* _TASK OBJECTIVE_: For the data that follows, report how many lines include the string "Cardiothoracic", and write the number alone.

* _Data excerpts_:
####################

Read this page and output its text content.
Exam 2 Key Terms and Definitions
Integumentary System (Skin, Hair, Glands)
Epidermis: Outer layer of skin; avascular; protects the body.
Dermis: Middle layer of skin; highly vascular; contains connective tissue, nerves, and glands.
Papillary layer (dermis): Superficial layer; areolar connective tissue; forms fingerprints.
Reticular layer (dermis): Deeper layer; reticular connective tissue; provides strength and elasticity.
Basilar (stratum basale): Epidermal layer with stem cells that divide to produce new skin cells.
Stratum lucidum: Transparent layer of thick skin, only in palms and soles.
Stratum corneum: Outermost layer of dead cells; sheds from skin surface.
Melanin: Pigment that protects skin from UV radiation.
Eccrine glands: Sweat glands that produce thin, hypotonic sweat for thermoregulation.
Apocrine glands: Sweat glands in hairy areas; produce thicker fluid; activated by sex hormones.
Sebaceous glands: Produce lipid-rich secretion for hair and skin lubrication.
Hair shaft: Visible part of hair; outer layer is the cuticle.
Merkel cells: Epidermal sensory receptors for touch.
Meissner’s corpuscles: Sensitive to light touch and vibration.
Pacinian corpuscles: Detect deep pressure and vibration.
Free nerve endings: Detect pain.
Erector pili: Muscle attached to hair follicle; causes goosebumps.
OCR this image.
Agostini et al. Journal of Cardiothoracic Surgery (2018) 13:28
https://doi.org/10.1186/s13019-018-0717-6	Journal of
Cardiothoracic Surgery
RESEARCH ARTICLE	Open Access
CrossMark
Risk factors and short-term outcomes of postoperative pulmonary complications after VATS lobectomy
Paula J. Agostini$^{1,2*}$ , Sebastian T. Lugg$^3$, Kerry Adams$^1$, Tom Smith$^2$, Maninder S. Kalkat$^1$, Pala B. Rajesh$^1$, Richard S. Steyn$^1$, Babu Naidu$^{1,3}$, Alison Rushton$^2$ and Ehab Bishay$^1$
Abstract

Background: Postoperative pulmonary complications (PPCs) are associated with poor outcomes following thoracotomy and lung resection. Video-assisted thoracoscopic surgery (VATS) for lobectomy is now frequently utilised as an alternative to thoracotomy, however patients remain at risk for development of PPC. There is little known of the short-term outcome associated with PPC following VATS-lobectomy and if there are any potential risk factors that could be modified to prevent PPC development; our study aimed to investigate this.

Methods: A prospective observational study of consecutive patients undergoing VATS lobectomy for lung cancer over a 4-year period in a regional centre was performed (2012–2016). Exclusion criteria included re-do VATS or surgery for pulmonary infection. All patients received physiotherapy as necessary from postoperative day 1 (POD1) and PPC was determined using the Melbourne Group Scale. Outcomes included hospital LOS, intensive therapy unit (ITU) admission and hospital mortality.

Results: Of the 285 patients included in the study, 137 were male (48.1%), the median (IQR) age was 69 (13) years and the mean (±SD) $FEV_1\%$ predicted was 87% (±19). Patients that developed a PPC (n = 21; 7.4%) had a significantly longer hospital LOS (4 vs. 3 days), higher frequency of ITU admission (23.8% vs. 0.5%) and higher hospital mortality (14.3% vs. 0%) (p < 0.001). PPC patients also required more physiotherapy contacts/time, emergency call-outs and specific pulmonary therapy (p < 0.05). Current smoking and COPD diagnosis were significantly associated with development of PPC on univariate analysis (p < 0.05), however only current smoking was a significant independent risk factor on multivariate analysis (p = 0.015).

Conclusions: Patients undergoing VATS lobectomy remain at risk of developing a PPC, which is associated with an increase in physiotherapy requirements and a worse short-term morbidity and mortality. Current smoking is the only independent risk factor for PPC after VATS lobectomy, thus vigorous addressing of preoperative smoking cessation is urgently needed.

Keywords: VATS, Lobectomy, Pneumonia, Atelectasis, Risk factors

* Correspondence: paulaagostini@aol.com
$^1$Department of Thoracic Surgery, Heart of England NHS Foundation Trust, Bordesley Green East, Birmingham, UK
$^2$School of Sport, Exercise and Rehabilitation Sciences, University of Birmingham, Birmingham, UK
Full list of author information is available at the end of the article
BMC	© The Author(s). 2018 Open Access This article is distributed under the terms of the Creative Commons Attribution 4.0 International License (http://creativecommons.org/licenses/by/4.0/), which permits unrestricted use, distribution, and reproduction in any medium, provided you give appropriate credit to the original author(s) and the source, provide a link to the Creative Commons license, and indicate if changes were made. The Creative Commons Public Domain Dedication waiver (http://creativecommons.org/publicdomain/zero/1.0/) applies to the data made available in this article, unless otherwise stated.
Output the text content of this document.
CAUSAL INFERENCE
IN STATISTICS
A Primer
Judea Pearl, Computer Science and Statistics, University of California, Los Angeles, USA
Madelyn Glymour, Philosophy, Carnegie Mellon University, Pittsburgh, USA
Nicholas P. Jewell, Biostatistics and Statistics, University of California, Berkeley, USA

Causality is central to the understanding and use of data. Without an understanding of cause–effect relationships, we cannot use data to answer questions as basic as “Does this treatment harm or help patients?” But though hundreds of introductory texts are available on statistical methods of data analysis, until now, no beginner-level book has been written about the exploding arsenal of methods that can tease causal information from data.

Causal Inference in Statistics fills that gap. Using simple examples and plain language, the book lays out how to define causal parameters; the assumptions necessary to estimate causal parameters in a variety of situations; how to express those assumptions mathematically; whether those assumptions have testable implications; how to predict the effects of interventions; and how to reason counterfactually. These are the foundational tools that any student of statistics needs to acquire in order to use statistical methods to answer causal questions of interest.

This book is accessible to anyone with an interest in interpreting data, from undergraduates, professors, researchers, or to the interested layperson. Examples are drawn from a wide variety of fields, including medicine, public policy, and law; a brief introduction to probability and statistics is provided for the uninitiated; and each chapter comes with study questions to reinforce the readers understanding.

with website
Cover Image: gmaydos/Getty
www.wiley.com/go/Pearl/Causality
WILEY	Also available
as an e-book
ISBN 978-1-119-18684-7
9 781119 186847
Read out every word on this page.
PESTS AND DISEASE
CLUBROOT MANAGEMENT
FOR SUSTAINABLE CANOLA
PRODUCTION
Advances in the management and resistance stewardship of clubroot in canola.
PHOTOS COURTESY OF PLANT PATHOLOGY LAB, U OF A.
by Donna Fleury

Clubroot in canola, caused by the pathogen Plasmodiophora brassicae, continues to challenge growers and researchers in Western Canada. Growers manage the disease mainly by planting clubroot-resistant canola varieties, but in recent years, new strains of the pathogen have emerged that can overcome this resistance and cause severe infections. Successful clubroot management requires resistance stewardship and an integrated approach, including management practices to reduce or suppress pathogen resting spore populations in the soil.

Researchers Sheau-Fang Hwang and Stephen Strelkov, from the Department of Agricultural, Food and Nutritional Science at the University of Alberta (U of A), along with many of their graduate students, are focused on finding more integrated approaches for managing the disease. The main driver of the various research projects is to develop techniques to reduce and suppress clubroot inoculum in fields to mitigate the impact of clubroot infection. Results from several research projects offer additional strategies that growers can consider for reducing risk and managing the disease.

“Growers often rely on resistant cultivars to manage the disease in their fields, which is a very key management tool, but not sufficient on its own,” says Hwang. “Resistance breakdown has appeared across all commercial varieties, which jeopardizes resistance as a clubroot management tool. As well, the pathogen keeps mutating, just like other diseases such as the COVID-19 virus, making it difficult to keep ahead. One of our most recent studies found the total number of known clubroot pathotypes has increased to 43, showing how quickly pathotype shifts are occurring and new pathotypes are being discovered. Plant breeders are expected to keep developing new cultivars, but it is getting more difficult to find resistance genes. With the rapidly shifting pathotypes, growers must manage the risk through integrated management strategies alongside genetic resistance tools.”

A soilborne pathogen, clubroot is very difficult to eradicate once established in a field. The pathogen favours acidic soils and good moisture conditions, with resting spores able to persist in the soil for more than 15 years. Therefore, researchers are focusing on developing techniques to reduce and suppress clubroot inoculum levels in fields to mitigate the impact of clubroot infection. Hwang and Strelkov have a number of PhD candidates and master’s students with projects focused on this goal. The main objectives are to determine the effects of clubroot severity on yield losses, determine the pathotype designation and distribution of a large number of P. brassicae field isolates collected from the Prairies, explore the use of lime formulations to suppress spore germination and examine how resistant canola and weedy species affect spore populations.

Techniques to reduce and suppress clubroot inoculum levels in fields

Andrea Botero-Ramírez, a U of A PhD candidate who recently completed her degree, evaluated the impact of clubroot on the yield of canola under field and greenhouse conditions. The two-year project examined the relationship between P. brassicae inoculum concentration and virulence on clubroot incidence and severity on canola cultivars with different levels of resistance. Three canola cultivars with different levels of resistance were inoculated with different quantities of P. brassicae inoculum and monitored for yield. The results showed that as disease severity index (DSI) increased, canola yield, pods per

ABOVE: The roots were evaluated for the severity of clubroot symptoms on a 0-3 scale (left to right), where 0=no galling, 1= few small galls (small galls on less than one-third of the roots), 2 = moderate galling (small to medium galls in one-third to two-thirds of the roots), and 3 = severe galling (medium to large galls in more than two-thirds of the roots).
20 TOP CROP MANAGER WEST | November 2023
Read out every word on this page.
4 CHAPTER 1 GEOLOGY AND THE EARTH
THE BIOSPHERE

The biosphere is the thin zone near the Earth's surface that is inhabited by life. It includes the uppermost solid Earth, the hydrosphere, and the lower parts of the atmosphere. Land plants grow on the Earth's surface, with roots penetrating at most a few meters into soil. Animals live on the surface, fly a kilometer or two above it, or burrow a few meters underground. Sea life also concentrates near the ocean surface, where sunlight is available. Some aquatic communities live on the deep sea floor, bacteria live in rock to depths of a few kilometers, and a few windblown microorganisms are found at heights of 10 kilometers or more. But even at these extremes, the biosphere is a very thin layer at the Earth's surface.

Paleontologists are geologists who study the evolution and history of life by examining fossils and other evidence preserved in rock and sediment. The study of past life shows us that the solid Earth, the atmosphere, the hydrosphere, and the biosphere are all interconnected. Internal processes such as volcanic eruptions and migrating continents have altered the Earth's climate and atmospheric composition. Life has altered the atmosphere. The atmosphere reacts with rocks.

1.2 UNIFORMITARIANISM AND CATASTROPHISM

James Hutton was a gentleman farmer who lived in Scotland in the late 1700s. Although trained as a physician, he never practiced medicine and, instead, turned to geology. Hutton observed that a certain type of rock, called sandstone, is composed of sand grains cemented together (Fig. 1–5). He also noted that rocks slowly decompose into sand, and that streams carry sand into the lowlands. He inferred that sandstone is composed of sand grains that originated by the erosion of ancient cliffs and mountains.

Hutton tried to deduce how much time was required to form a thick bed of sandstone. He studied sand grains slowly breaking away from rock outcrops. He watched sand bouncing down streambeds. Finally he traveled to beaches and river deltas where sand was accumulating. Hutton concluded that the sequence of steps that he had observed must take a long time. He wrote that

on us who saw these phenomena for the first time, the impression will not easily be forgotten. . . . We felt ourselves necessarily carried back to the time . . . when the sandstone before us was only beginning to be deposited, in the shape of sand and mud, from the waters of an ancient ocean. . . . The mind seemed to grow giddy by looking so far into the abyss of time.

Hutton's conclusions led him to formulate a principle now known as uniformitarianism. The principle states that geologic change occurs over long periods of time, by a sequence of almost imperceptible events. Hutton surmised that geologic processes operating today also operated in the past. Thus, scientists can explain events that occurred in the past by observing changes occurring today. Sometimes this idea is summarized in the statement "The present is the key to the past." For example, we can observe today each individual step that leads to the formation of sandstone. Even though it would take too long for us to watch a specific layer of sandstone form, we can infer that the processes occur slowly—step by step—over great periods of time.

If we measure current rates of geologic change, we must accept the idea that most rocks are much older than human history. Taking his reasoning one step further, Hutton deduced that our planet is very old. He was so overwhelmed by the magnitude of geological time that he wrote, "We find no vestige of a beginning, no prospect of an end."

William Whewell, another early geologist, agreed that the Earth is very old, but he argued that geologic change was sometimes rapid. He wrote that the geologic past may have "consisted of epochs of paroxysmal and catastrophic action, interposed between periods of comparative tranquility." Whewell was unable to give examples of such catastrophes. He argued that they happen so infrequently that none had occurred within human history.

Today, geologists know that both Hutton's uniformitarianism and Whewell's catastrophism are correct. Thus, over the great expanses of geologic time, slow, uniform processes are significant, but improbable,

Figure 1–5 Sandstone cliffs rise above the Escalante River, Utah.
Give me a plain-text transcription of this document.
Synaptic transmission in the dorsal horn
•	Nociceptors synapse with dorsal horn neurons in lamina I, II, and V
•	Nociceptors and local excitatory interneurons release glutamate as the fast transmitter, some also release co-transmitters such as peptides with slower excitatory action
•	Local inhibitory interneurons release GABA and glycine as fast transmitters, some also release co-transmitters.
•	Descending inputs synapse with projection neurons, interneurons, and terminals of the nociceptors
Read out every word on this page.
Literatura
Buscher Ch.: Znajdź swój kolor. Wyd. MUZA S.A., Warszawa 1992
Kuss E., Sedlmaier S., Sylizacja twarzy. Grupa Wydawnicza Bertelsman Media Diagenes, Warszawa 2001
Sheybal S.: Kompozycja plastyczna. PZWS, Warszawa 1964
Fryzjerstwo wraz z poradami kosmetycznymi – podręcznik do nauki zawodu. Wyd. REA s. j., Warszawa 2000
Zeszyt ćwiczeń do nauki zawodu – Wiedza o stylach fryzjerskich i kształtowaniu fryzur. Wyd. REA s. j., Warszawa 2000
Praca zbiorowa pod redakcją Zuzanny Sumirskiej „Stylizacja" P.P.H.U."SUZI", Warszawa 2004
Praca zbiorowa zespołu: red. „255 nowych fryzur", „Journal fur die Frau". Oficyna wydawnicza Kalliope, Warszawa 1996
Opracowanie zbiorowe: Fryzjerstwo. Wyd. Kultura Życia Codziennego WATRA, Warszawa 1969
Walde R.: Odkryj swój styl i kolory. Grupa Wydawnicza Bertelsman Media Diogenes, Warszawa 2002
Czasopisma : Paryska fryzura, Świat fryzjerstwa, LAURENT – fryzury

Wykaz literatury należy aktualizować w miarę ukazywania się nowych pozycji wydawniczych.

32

####################

* _WRITTEN RESPONSE_: 2